▶ Objective:
Go through the data below. List every line that holds the word "Feuchte".

▶ Provided entries:

☆ ☆ ☆ ☆ ☆ ☆ ☆

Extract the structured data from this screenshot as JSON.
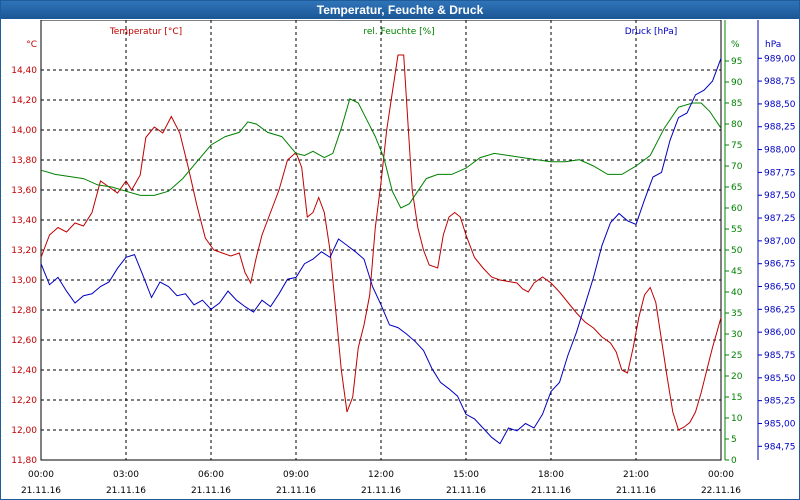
{
  "window": {
    "title": "Temperatur, Feuchte & Druck"
  },
  "colors": {
    "temperature": "#c00000",
    "humidity": "#008000",
    "pressure": "#0000c0",
    "grid": "#000000",
    "axis_text": "#000000"
  },
  "chart_data": {
    "type": "line",
    "title": "Temperatur, Feuchte & Druck",
    "x_axis": {
      "range_hours": [
        0,
        24
      ],
      "ticks": [
        {
          "hour": 0,
          "time": "00:00",
          "date": "21.11.16"
        },
        {
          "hour": 3,
          "time": "03:00",
          "date": "21.11.16"
        },
        {
          "hour": 6,
          "time": "06:00",
          "date": "21.11.16"
        },
        {
          "hour": 9,
          "time": "09:00",
          "date": "21.11.16"
        },
        {
          "hour": 12,
          "time": "12:00",
          "date": "21.11.16"
        },
        {
          "hour": 15,
          "time": "15:00",
          "date": "21.11.16"
        },
        {
          "hour": 18,
          "time": "18:00",
          "date": "21.11.16"
        },
        {
          "hour": 21,
          "time": "21:00",
          "date": "21.11.16"
        },
        {
          "hour": 24,
          "time": "00:00",
          "date": "22.11.16"
        }
      ]
    },
    "axes": {
      "left": {
        "label": "Temperatur [°C]",
        "unit": "°C",
        "range": [
          11.8,
          14.6
        ],
        "ticks": [
          "11,80",
          "12,00",
          "12,20",
          "12,40",
          "12,60",
          "12,80",
          "13,00",
          "13,20",
          "13,40",
          "13,60",
          "13,80",
          "14,00",
          "14,20",
          "14,40"
        ]
      },
      "middle": {
        "label": "rel. Feuchte [%]",
        "unit": "%",
        "range": [
          0,
          100
        ],
        "ticks": [
          "0",
          "5",
          "10",
          "15",
          "20",
          "25",
          "30",
          "35",
          "40",
          "45",
          "50",
          "55",
          "60",
          "65",
          "70",
          "75",
          "80",
          "85",
          "90",
          "95"
        ]
      },
      "right": {
        "label": "Druck [hPa]",
        "unit": "hPa",
        "range": [
          984.6,
          989.2
        ],
        "ticks": [
          "984,75",
          "985,00",
          "985,25",
          "985,50",
          "985,75",
          "986,00",
          "986,25",
          "986,50",
          "986,75",
          "987,00",
          "987,25",
          "987,50",
          "987,75",
          "988,00",
          "988,25",
          "988,50",
          "988,75",
          "989,00"
        ]
      }
    },
    "grid": true,
    "series": [
      {
        "name": "Temperatur [°C]",
        "axis": "left",
        "color": "#c00000",
        "points": [
          [
            0,
            13.15
          ],
          [
            0.3,
            13.3
          ],
          [
            0.6,
            13.35
          ],
          [
            0.9,
            13.32
          ],
          [
            1.2,
            13.38
          ],
          [
            1.5,
            13.36
          ],
          [
            1.8,
            13.45
          ],
          [
            2.1,
            13.66
          ],
          [
            2.4,
            13.62
          ],
          [
            2.7,
            13.58
          ],
          [
            3.0,
            13.66
          ],
          [
            3.2,
            13.6
          ],
          [
            3.5,
            13.7
          ],
          [
            3.7,
            13.95
          ],
          [
            4.0,
            14.02
          ],
          [
            4.3,
            13.98
          ],
          [
            4.6,
            14.09
          ],
          [
            4.9,
            13.98
          ],
          [
            5.2,
            13.75
          ],
          [
            5.5,
            13.5
          ],
          [
            5.8,
            13.28
          ],
          [
            6.1,
            13.2
          ],
          [
            6.4,
            13.18
          ],
          [
            6.7,
            13.16
          ],
          [
            7.0,
            13.18
          ],
          [
            7.2,
            13.05
          ],
          [
            7.4,
            12.98
          ],
          [
            7.6,
            13.15
          ],
          [
            7.8,
            13.3
          ],
          [
            8.1,
            13.45
          ],
          [
            8.4,
            13.6
          ],
          [
            8.7,
            13.8
          ],
          [
            9.0,
            13.85
          ],
          [
            9.2,
            13.75
          ],
          [
            9.4,
            13.42
          ],
          [
            9.6,
            13.45
          ],
          [
            9.8,
            13.55
          ],
          [
            10.0,
            13.45
          ],
          [
            10.2,
            13.2
          ],
          [
            10.4,
            12.8
          ],
          [
            10.6,
            12.4
          ],
          [
            10.8,
            12.12
          ],
          [
            11.0,
            12.22
          ],
          [
            11.2,
            12.55
          ],
          [
            11.4,
            12.7
          ],
          [
            11.6,
            12.9
          ],
          [
            11.8,
            13.35
          ],
          [
            12.0,
            13.65
          ],
          [
            12.2,
            14.0
          ],
          [
            12.4,
            14.25
          ],
          [
            12.6,
            14.5
          ],
          [
            12.8,
            14.5
          ],
          [
            12.9,
            14.2
          ],
          [
            13.1,
            13.6
          ],
          [
            13.3,
            13.35
          ],
          [
            13.5,
            13.2
          ],
          [
            13.7,
            13.1
          ],
          [
            14.0,
            13.08
          ],
          [
            14.2,
            13.3
          ],
          [
            14.4,
            13.42
          ],
          [
            14.6,
            13.45
          ],
          [
            14.8,
            13.42
          ],
          [
            15.0,
            13.3
          ],
          [
            15.3,
            13.15
          ],
          [
            15.6,
            13.08
          ],
          [
            15.9,
            13.02
          ],
          [
            16.2,
            13.0
          ],
          [
            16.5,
            12.99
          ],
          [
            16.8,
            12.98
          ],
          [
            17.0,
            12.94
          ],
          [
            17.2,
            12.92
          ],
          [
            17.4,
            12.98
          ],
          [
            17.7,
            13.02
          ],
          [
            18.0,
            12.98
          ],
          [
            18.3,
            12.92
          ],
          [
            18.6,
            12.85
          ],
          [
            18.9,
            12.78
          ],
          [
            19.2,
            12.72
          ],
          [
            19.5,
            12.68
          ],
          [
            19.8,
            12.62
          ],
          [
            20.1,
            12.58
          ],
          [
            20.3,
            12.52
          ],
          [
            20.5,
            12.4
          ],
          [
            20.7,
            12.38
          ],
          [
            20.9,
            12.55
          ],
          [
            21.1,
            12.75
          ],
          [
            21.3,
            12.9
          ],
          [
            21.5,
            12.95
          ],
          [
            21.7,
            12.85
          ],
          [
            21.9,
            12.6
          ],
          [
            22.1,
            12.35
          ],
          [
            22.3,
            12.12
          ],
          [
            22.5,
            12.0
          ],
          [
            22.7,
            12.02
          ],
          [
            22.9,
            12.05
          ],
          [
            23.1,
            12.12
          ],
          [
            23.3,
            12.25
          ],
          [
            23.5,
            12.4
          ],
          [
            23.7,
            12.55
          ],
          [
            23.85,
            12.65
          ],
          [
            24.0,
            12.75
          ]
        ]
      },
      {
        "name": "rel. Feuchte [%]",
        "axis": "middle",
        "color": "#008000",
        "points": [
          [
            0,
            69
          ],
          [
            0.5,
            68
          ],
          [
            1.0,
            67.5
          ],
          [
            1.5,
            67
          ],
          [
            2.0,
            65.5
          ],
          [
            2.5,
            65
          ],
          [
            3.0,
            64
          ],
          [
            3.5,
            63
          ],
          [
            4.0,
            63
          ],
          [
            4.5,
            64
          ],
          [
            5.0,
            67
          ],
          [
            5.5,
            71
          ],
          [
            6.0,
            75
          ],
          [
            6.5,
            77
          ],
          [
            7.0,
            78
          ],
          [
            7.3,
            80.5
          ],
          [
            7.6,
            80
          ],
          [
            8.0,
            78
          ],
          [
            8.5,
            77
          ],
          [
            9.0,
            73
          ],
          [
            9.3,
            72.5
          ],
          [
            9.6,
            73.5
          ],
          [
            10.0,
            72
          ],
          [
            10.3,
            73
          ],
          [
            10.6,
            79
          ],
          [
            10.9,
            86
          ],
          [
            11.2,
            85
          ],
          [
            11.5,
            81
          ],
          [
            11.8,
            77
          ],
          [
            12.1,
            72
          ],
          [
            12.4,
            64
          ],
          [
            12.7,
            60
          ],
          [
            13.0,
            61
          ],
          [
            13.3,
            64
          ],
          [
            13.6,
            67
          ],
          [
            14.0,
            68
          ],
          [
            14.5,
            68
          ],
          [
            15.0,
            69.5
          ],
          [
            15.5,
            72
          ],
          [
            16.0,
            73
          ],
          [
            16.5,
            72.5
          ],
          [
            17.0,
            72
          ],
          [
            17.5,
            71.5
          ],
          [
            18.0,
            71
          ],
          [
            18.5,
            71
          ],
          [
            19.0,
            71.5
          ],
          [
            19.5,
            70
          ],
          [
            20.0,
            68
          ],
          [
            20.5,
            68
          ],
          [
            21.0,
            70
          ],
          [
            21.5,
            72.5
          ],
          [
            22.0,
            79
          ],
          [
            22.5,
            84
          ],
          [
            23.0,
            85
          ],
          [
            23.3,
            85
          ],
          [
            23.6,
            83
          ],
          [
            24.0,
            79
          ]
        ]
      },
      {
        "name": "Druck [hPa]",
        "axis": "right",
        "color": "#0000c0",
        "points": [
          [
            0,
            986.75
          ],
          [
            0.3,
            986.52
          ],
          [
            0.6,
            986.6
          ],
          [
            0.9,
            986.45
          ],
          [
            1.2,
            986.32
          ],
          [
            1.5,
            986.4
          ],
          [
            1.8,
            986.42
          ],
          [
            2.1,
            986.5
          ],
          [
            2.4,
            986.55
          ],
          [
            2.7,
            986.7
          ],
          [
            3.0,
            986.82
          ],
          [
            3.3,
            986.85
          ],
          [
            3.6,
            986.62
          ],
          [
            3.9,
            986.38
          ],
          [
            4.2,
            986.55
          ],
          [
            4.5,
            986.5
          ],
          [
            4.8,
            986.4
          ],
          [
            5.1,
            986.42
          ],
          [
            5.4,
            986.3
          ],
          [
            5.7,
            986.35
          ],
          [
            6.0,
            986.25
          ],
          [
            6.3,
            986.32
          ],
          [
            6.6,
            986.45
          ],
          [
            6.9,
            986.35
          ],
          [
            7.2,
            986.28
          ],
          [
            7.5,
            986.22
          ],
          [
            7.8,
            986.35
          ],
          [
            8.1,
            986.28
          ],
          [
            8.4,
            986.42
          ],
          [
            8.7,
            986.58
          ],
          [
            9.0,
            986.6
          ],
          [
            9.3,
            986.75
          ],
          [
            9.6,
            986.8
          ],
          [
            9.9,
            986.88
          ],
          [
            10.2,
            986.82
          ],
          [
            10.5,
            987.02
          ],
          [
            10.8,
            986.95
          ],
          [
            11.1,
            986.88
          ],
          [
            11.4,
            986.8
          ],
          [
            11.7,
            986.5
          ],
          [
            12.0,
            986.3
          ],
          [
            12.3,
            986.08
          ],
          [
            12.6,
            986.05
          ],
          [
            12.9,
            985.98
          ],
          [
            13.2,
            985.9
          ],
          [
            13.5,
            985.8
          ],
          [
            13.8,
            985.6
          ],
          [
            14.1,
            985.45
          ],
          [
            14.4,
            985.38
          ],
          [
            14.7,
            985.3
          ],
          [
            15.0,
            985.1
          ],
          [
            15.3,
            985.05
          ],
          [
            15.6,
            984.95
          ],
          [
            15.9,
            984.85
          ],
          [
            16.2,
            984.78
          ],
          [
            16.5,
            984.95
          ],
          [
            16.8,
            984.92
          ],
          [
            17.1,
            985.0
          ],
          [
            17.4,
            984.95
          ],
          [
            17.7,
            985.1
          ],
          [
            18.0,
            985.35
          ],
          [
            18.3,
            985.45
          ],
          [
            18.6,
            985.75
          ],
          [
            18.9,
            986.0
          ],
          [
            19.2,
            986.3
          ],
          [
            19.5,
            986.6
          ],
          [
            19.8,
            986.95
          ],
          [
            20.1,
            987.2
          ],
          [
            20.4,
            987.3
          ],
          [
            20.7,
            987.22
          ],
          [
            21.0,
            987.18
          ],
          [
            21.3,
            987.45
          ],
          [
            21.6,
            987.7
          ],
          [
            21.9,
            987.75
          ],
          [
            22.2,
            988.1
          ],
          [
            22.5,
            988.35
          ],
          [
            22.8,
            988.4
          ],
          [
            23.1,
            988.6
          ],
          [
            23.4,
            988.65
          ],
          [
            23.7,
            988.75
          ],
          [
            24.0,
            989.0
          ]
        ]
      }
    ]
  }
}
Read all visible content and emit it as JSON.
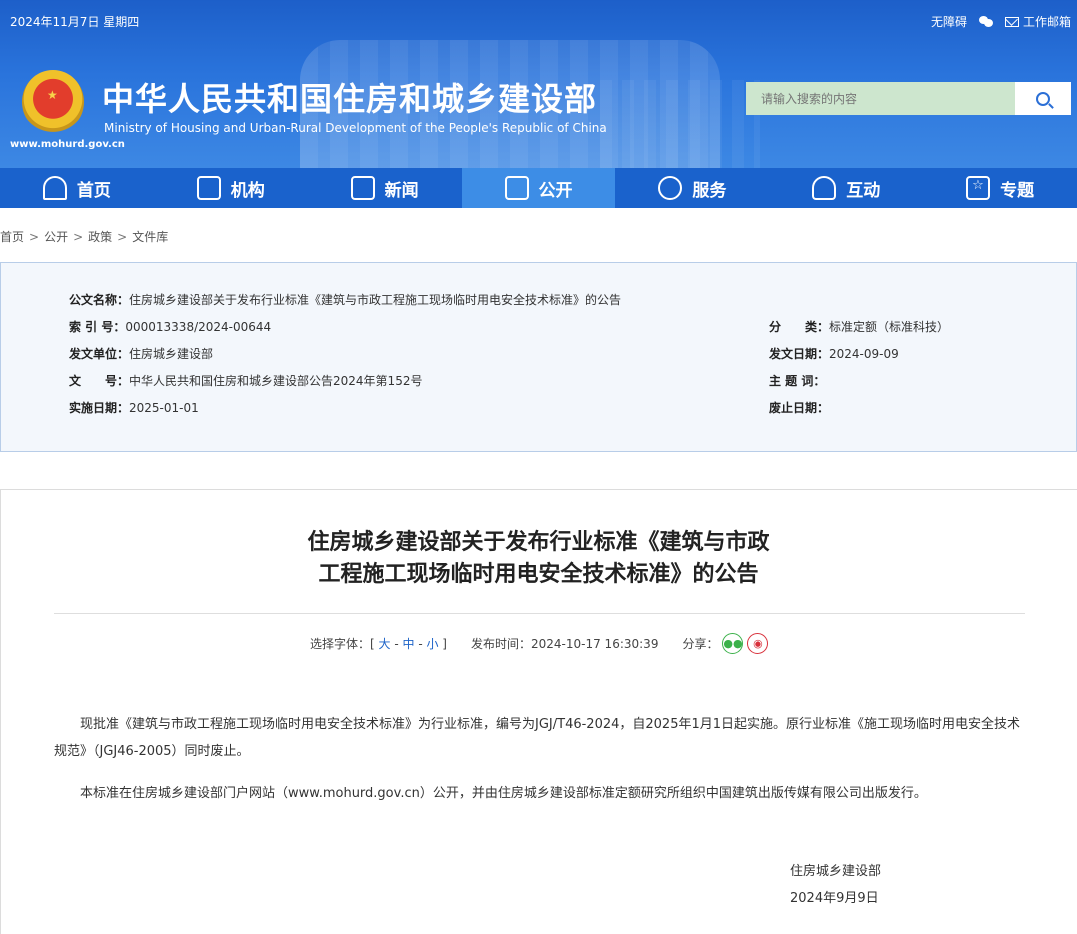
{
  "header": {
    "date": "2024年11月7日 星期四",
    "links": [
      {
        "label": "无障碍",
        "icon": "accessibility-link"
      },
      {
        "label": "",
        "icon": "wechat-icon"
      },
      {
        "label": "工作邮箱",
        "icon": "mail-icon"
      }
    ],
    "ministry_cn": "中华人民共和国住房和城乡建设部",
    "ministry_en": "Ministry of Housing and Urban-Rural Development of the People's Republic of China",
    "site_url": "www.mohurd.gov.cn",
    "search_placeholder": "请输入搜索的内容"
  },
  "nav": [
    {
      "label": "首页",
      "icon": "home-icon"
    },
    {
      "label": "机构",
      "icon": "building-icon"
    },
    {
      "label": "新闻",
      "icon": "news-icon"
    },
    {
      "label": "公开",
      "icon": "disclosure-icon",
      "active": true
    },
    {
      "label": "服务",
      "icon": "service-icon"
    },
    {
      "label": "互动",
      "icon": "interact-icon"
    },
    {
      "label": "专题",
      "icon": "star-icon"
    }
  ],
  "breadcrumb": [
    "首页",
    "公开",
    "政策",
    "文件库"
  ],
  "meta": {
    "doc_name_label": "公文名称：",
    "doc_name": "住房城乡建设部关于发布行业标准《建筑与市政工程施工现场临时用电安全技术标准》的公告",
    "index_label": "索 引 号：",
    "index": "000013338/2024-00644",
    "category_label": "分　　类：",
    "category": "标准定额（标准科技）",
    "issuer_label": "发文单位：",
    "issuer": "住房城乡建设部",
    "issue_date_label": "发文日期：",
    "issue_date": "2024-09-09",
    "doc_no_label": "文　　号：",
    "doc_no": "中华人民共和国住房和城乡建设部公告2024年第152号",
    "keywords_label": "主 题 词：",
    "keywords": "",
    "effective_label": "实施日期：",
    "effective": "2025-01-01",
    "repeal_label": "废止日期：",
    "repeal": ""
  },
  "article": {
    "title_line1": "住房城乡建设部关于发布行业标准《建筑与市政",
    "title_line2": "工程施工现场临时用电安全技术标准》的公告",
    "font_label": "选择字体：[ ",
    "font_large": "大",
    "font_medium": "中",
    "font_small": "小",
    "font_close": " ]",
    "publish_label": "发布时间：",
    "publish_time": "2024-10-17 16:30:39",
    "share_label": "分享：",
    "para1": "现批准《建筑与市政工程施工现场临时用电安全技术标准》为行业标准，编号为JGJ/T46-2024，自2025年1月1日起实施。原行业标准《施工现场临时用电安全技术规范》（JGJ46-2005）同时废止。",
    "para2": "本标准在住房城乡建设部门户网站（www.mohurd.gov.cn）公开，并由住房城乡建设部标准定额研究所组织中国建筑出版传媒有限公司出版发行。",
    "sign_org": "住房城乡建设部",
    "sign_date": "2024年9月9日"
  },
  "colors": {
    "header_blue": "#2a74dc",
    "nav_blue": "#1a62cc",
    "nav_active": "#3d8de6",
    "search_bg": "#cde6ce",
    "link_blue": "#1d63c8"
  }
}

☆ ☆ ☆ ☆ ☆ ☆ ☆

▶ Task result:
    "title": "Temperatur, Feuchte & Druck"
    "title": "Temperatur, Feuchte & Druck",
        "label": "rel. Feuchte [%]",
        "name": "rel. Feuchte [%]",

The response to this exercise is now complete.